## START WORKING DATA

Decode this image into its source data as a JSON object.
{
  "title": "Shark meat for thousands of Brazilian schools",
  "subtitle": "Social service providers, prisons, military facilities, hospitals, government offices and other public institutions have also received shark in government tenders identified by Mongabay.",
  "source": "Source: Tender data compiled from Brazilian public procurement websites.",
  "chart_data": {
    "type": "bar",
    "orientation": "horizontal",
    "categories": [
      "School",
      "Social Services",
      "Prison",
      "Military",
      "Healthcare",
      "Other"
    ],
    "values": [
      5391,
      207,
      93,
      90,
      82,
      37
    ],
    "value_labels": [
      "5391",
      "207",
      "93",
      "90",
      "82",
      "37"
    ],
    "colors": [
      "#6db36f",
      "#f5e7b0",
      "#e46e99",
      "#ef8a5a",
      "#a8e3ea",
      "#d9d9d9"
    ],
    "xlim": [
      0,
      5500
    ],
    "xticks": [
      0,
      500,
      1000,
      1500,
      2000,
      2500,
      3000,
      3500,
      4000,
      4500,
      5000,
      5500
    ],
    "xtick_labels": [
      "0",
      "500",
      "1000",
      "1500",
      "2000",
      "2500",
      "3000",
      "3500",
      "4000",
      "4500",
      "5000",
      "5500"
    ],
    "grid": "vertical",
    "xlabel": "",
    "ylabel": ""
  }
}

## END WORKING DATA

— DESCRIPTION OF THE TASK —
Every entry must be quoted exactly as it appears above.

— CORRECT RESPONSE —
Decode this image into its source data as a JSON object.
{
  "title": "Shark meat for thousands of Brazilian schools",
  "subtitle": "Social service providers, prisons, military facilities, hospitals, government offices and other public institutions have also received shark in government tenders identified by Mongabay.",
  "source": "Source: Tender data compiled from Brazilian public procurement websites.",
  "chart_data": {
    "type": "bar",
    "orientation": "horizontal",
    "categories": [
      "School",
      "Social Services",
      "Prison",
      "Military",
      "Healthcare",
      "Other"
    ],
    "values": [
      5391,
      207,
      93,
      90,
      82,
      37
    ],
    "value_labels": [
      "5391",
      "207",
      "93",
      "90",
      "82",
      "37"
    ],
    "colors": [
      "#6db36f",
      "#f5e7b0",
      "#e46e99",
      "#ef8a5a",
      "#a8e3ea",
      "#d9d9d9"
    ],
    "xlim": [
      0,
      5500
    ],
    "xticks": [
      0,
      500,
      1000,
      1500,
      2000,
      2500,
      3000,
      3500,
      4000,
      4500,
      5000,
      5500
    ],
    "xtick_labels": [
      "0",
      "500",
      "1000",
      "1500",
      "2000",
      "2500",
      "3000",
      "3500",
      "4000",
      "4500",
      "5000",
      "5500"
    ],
    "grid": "vertical",
    "xlabel": "",
    "ylabel": ""
  }
}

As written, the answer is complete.